**Document passage:**
Inflation in Ethiopia is at one of the highest rates in the world at above 33% for 2022, with the economic poor, civil servants, and even the middle class struggling to make ends meet. This is likely to continue throughout 2023 – expected, according to IMF, to average 28.6% – because of alarmingly low foreign currency reserves, printing of money (through borrowing from the central bank) to fund projects of Prime Minister Abiy Ahmed (including a reported above USD10 billion new palace), and instability and climate change-induced disruptions to agricultural production in many productive areas of the country. While agricultural output is expected to increase in 2023 – due to
return of peace in areas that were under conflict in 2022 – the increased cost of imports and depreciation of the currency will maintain inflationary pressures.
The country’s public debt also remains high, reportedly owing external debtors around USD26 billion, and it faces a high debt service burden of more than 20% of export revenue. Despite improving relations with Western countries following the signing of a peace accord to cease hostilities in northern Ethiopia, the country is still not receiving direct budgetary support from international partners, with aid mainly focused on humanitarian needs and through non-state actors. The debt levels can be expected to increase, with recent announcements of over
USD622 million from China, under unknown terms, and Abiy’s push to build a new palace with investment from unknown sources.
Hopes for official debt restructuring have not made serious progress and can be expected to be complex due to the high exposure to Chinese debt (which has similarly stalled restructuring in other countries, notably Zambia – a breakthrough in Zambia could provide a model and hasten discussions on restructuring Ethiopian debt). Resuming tensions between Egypt and Ethiopia over the Grand Renaissance Dam may further complicate debt restructuring talk and reduces chances of Ethiopia getting a bailout from Gulf states.
In view of this situation, the government accelerated earlier plans to reduce fuel and wheat subsidies, while simultaneously being unable to import sufficient fuel, which subdues domestic economic activity. The government has also slowed down investments in public infrastructure, as the country is expected to record its largest budget deficit ever in the current fiscal year. Moreover, very little reconstruction work has started in war-torn areas (expected to cost above USD28 billion) and is unlikely to change without significant international support. Crucially, government debt levels have constrained the government’s discretion to increase civil servant salaries to help them cope with high inflation.

Source data:
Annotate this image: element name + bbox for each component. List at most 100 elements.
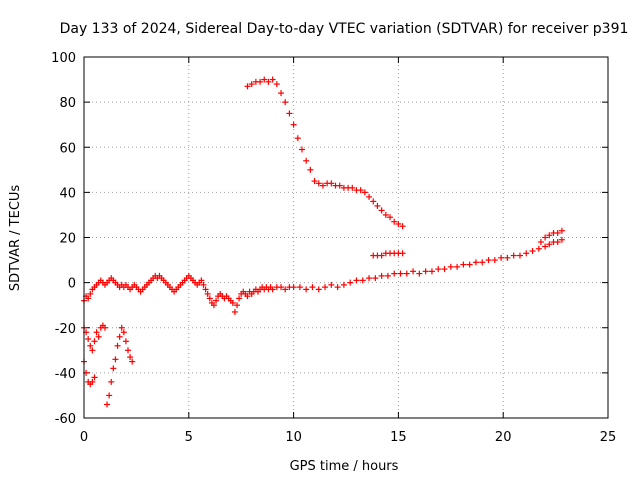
data-point-main-trace	[416, 270, 423, 277]
data-point-main-trace	[202, 286, 209, 293]
x-tick-label: 25	[600, 430, 617, 445]
data-point-main-trace	[328, 281, 335, 288]
data-point-main-trace	[391, 270, 398, 277]
data-point-main-trace	[204, 290, 211, 297]
data-point-lower-left-traces	[127, 354, 134, 361]
chart-title: Day 133 of 2024, Sidereal Day-to-day VTE…	[60, 21, 629, 37]
x-tick-label: 20	[495, 430, 512, 445]
data-point-main-trace	[85, 295, 92, 302]
data-point-main-trace	[210, 302, 217, 309]
data-point-lower-left-traces	[87, 342, 94, 349]
data-point-main-trace	[198, 277, 205, 284]
data-point-lower-left-traces	[106, 392, 113, 399]
plot-frame	[83, 56, 609, 419]
data-point-upper-trace	[361, 189, 368, 196]
data-point-main-trace	[460, 261, 467, 268]
x-tick-label: 15	[390, 430, 407, 445]
data-point-upper-trace	[395, 220, 402, 227]
data-point-lower-left-traces	[91, 374, 98, 381]
data-point-upper-trace	[261, 76, 268, 83]
data-point-main-trace	[485, 257, 492, 264]
y-tick-label: 100	[51, 51, 76, 66]
data-point-main-trace	[554, 239, 561, 246]
data-point-main-trace	[472, 259, 479, 266]
x-axis-label: GPS time / hours	[290, 459, 399, 474]
data-point-end-segment	[554, 229, 561, 236]
axis-ticks: -60 -40 -20 0 20 40 60 80 100 0 5 10 15 20 25	[51, 51, 616, 445]
data-point-main-trace	[296, 284, 303, 291]
data-point-upper-trace	[290, 121, 297, 128]
data-point-lower-left-traces	[101, 324, 108, 331]
data-point-lower-left-traces	[125, 347, 132, 354]
data-point-upper-trace	[382, 211, 389, 218]
data-point-main-trace	[372, 275, 379, 282]
data-point-main-trace	[303, 286, 310, 293]
data-point-upper-trace	[273, 81, 280, 88]
y-tick-label: 20	[59, 232, 76, 247]
data-point-upper-trace	[328, 180, 335, 187]
data-point-upper-trace	[370, 198, 377, 205]
data-point-mid-segment	[399, 250, 406, 257]
data-point-main-trace	[441, 266, 448, 273]
data-point-main-trace	[359, 277, 366, 284]
data-point-main-trace	[479, 259, 486, 266]
x-tick-label: 0	[80, 430, 88, 445]
data-point-upper-trace	[374, 202, 381, 209]
data-points	[81, 76, 565, 408]
data-point-main-trace	[558, 236, 565, 243]
data-point-upper-trace	[315, 180, 322, 187]
data-point-lower-left-traces	[89, 378, 96, 385]
data-point-main-trace	[278, 284, 285, 291]
y-tick-label: -20	[55, 322, 76, 337]
data-point-main-trace	[504, 254, 511, 261]
data-point-lower-left-traces	[85, 336, 92, 343]
data-point-lower-left-traces	[108, 378, 115, 385]
data-point-mid-segment	[378, 252, 385, 259]
data-point-main-trace	[366, 275, 373, 282]
data-point-upper-trace	[248, 81, 255, 88]
data-point-main-trace	[422, 268, 429, 275]
data-point-lower-left-traces	[110, 365, 117, 372]
data-point-main-trace	[410, 268, 417, 275]
data-point-upper-trace	[244, 83, 251, 90]
data-point-main-trace	[510, 252, 517, 259]
data-point-upper-trace	[278, 90, 285, 97]
data-point-upper-trace	[357, 187, 364, 194]
data-point-upper-trace	[269, 76, 276, 83]
data-point-main-trace	[454, 263, 461, 270]
data-point-upper-trace	[366, 193, 373, 200]
data-point-upper-trace	[282, 99, 289, 106]
data-point-end-segment	[542, 234, 549, 241]
data-point-lower-left-traces	[95, 333, 102, 340]
data-point-main-trace	[403, 270, 410, 277]
data-point-main-trace	[378, 272, 385, 279]
data-point-upper-trace	[387, 214, 394, 221]
data-point-upper-trace	[257, 78, 264, 85]
y-tick-label: 0	[68, 277, 76, 292]
data-point-lower-left-traces	[116, 333, 123, 340]
data-point-upper-trace	[286, 110, 293, 117]
grid-lines	[84, 57, 608, 418]
data-point-lower-left-traces	[112, 356, 119, 363]
x-tick-label: 10	[285, 430, 302, 445]
data-point-end-segment	[558, 227, 565, 234]
data-point-main-trace	[236, 295, 243, 302]
data-point-upper-trace	[303, 157, 310, 164]
data-point-main-trace	[315, 286, 322, 293]
data-point-upper-trace	[336, 182, 343, 189]
data-point-main-trace	[340, 281, 347, 288]
data-point-main-trace	[466, 261, 473, 268]
data-point-main-trace	[206, 295, 213, 302]
data-point-lower-left-traces	[89, 347, 96, 354]
y-tick-label: -60	[55, 412, 76, 427]
data-point-main-trace	[384, 272, 391, 279]
data-point-main-trace	[229, 299, 236, 306]
data-point-lower-left-traces	[129, 358, 136, 365]
data-point-main-trace	[397, 270, 404, 277]
data-point-lower-left-traces	[120, 329, 127, 336]
y-tick-label: -40	[55, 367, 76, 382]
data-point-upper-trace	[319, 182, 326, 189]
data-point-upper-trace	[391, 218, 398, 225]
data-point-main-trace	[347, 279, 354, 286]
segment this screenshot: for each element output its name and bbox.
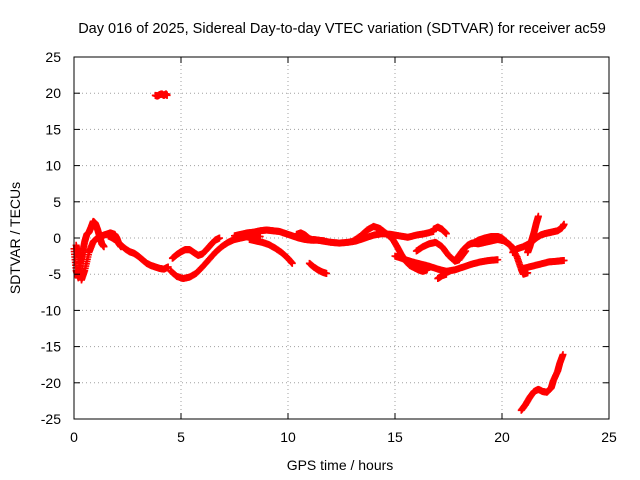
x-tick-label: 15 xyxy=(387,429,403,445)
series-arc-16 xyxy=(434,270,450,283)
series-arc-15 xyxy=(430,223,450,238)
x-tick-label: 25 xyxy=(601,429,617,445)
series-arc-06 xyxy=(168,234,224,262)
y-tick-label: 10 xyxy=(45,158,61,174)
axis-ticks: 0 5 10 15 20 25 -25 -20 -15 -10 -5 0 5 10 15 20 25 xyxy=(41,49,617,445)
series-arc-21 xyxy=(519,256,568,272)
x-axis-label: GPS time / hours xyxy=(287,457,394,473)
data-point xyxy=(559,351,567,359)
chart-title: Day 016 of 2025, Sidereal Day-to-day VTE… xyxy=(78,21,606,37)
data-point xyxy=(163,91,171,99)
series-arc-10 xyxy=(305,259,331,277)
data-point xyxy=(323,269,331,277)
x-tick-label: 10 xyxy=(280,429,296,445)
data-point xyxy=(216,234,224,242)
data-point xyxy=(442,270,450,278)
x-tick-label: 20 xyxy=(494,429,510,445)
y-axis-label: SDTVAR / TECUs xyxy=(7,182,23,294)
y-tick-label: 25 xyxy=(45,49,61,65)
series-arc-20 xyxy=(524,212,542,256)
data-point xyxy=(442,230,450,238)
series-arc-03 xyxy=(104,232,172,273)
data-point xyxy=(494,256,502,264)
y-tick-label: -10 xyxy=(41,302,61,318)
y-tick-label: 5 xyxy=(53,194,61,210)
y-tick-label: 0 xyxy=(53,230,61,246)
x-tick-label: 5 xyxy=(177,429,185,445)
series-arc-04 xyxy=(151,90,171,100)
data-point xyxy=(288,259,296,267)
y-tick-label: -5 xyxy=(49,266,62,282)
data-point xyxy=(164,263,172,271)
y-tick-label: 20 xyxy=(45,85,61,101)
x-tick-label: 0 xyxy=(70,429,78,445)
y-tick-label: -25 xyxy=(41,411,61,427)
y-tick-label: 15 xyxy=(45,121,61,137)
y-tick-label: -15 xyxy=(41,339,61,355)
y-tick-label: -20 xyxy=(41,375,61,391)
series-arc-22 xyxy=(517,351,567,414)
data-point xyxy=(534,212,542,220)
series-arc-11 xyxy=(310,227,438,247)
data-points xyxy=(70,90,568,414)
series-arc-08 xyxy=(245,235,296,267)
data-point xyxy=(560,256,568,264)
data-point xyxy=(100,243,108,251)
data-point xyxy=(560,220,568,228)
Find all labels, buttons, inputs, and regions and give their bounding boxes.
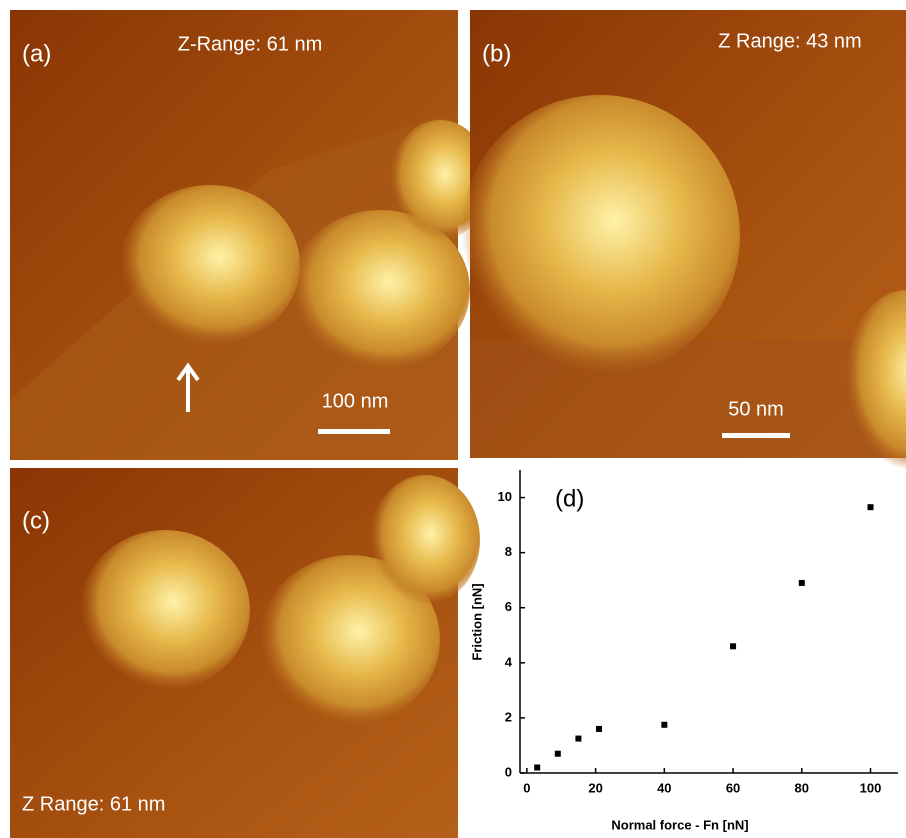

**Tasks to carry out:**
(A) Repeat the passage on Ethiopia's economy word for word, starting at "Inflation in Ethiopia" and ending at "maintain inflationary pressures.".
(B) Go on with the passage on Ethiopia's economy from its last sentence.

**Answers for this exercise:**
(A)
Inflation in Ethiopia is at one of the highest rates in the world at above 33% for 2022, with the economic poor, civil servants, and even the middle class struggling to make ends meet. This is likely to continue throughout 2023 – expected, according to IMF, to average 28.6% – because of alarmingly low foreign currency reserves, printing of money (through borrowing from the central bank) to fund projects of Prime Minister Abiy Ahmed (including a reported above USD10 billion new palace), and instability and climate change-induced disruptions to agricultural production in many productive areas of the country. While agricultural output is expected to increase in 2023 – due to
return of peace in areas that were under conflict in 2022 – the increased cost of imports and depreciation of the currency will maintain inflationary pressures.

(B)
The government is reportedly working on reform of tax laws and is expected to heighten tax collection efforts. Furthermore, the government has recently unveiled a policy allowing regional/state governments to tax immovable property. While these changes may generate some income, particularly in the capital, Addis Ababa, they are unlikely to lift the tax/GDP ratio noticeably.
While the combination of inflation and austerity have fed popular discontent, this will not affect the government’s electoral prospects, as national elections are planned only in 2026. Widespread unrest or instability is also unlikely. Nevertheless, the economic difficulties can feed into broader fragilities in the country, and reduce the ability of the government to address other sources of instability and insecurity.
The return of peace in northern Ethiopia after the signing of the peace accord in October 2022 has markedly improved hopes economic performance– 5.3% real GDP growth in 2023, from around 3.8% in 2022. Nevertheless, the growth rate could slow down without a breakthrough in debt restructuring talks. Moreover, economic growth is unlikely to make up for the troubles from high inflation.
To reduce the budget deficit and raise foreign currency reserves, the government may move forward with further opening of the telecom and banking sectors, and privatise public enterprises.
The economic trajectory in the past decades has decidedly been towards privatization. Despite an increased budget deficit, limited public resources and a fragile political and security context, the risks of expropriation remain low. Nevertheless, the government will seek ways to expand its tax base and collection capabilities.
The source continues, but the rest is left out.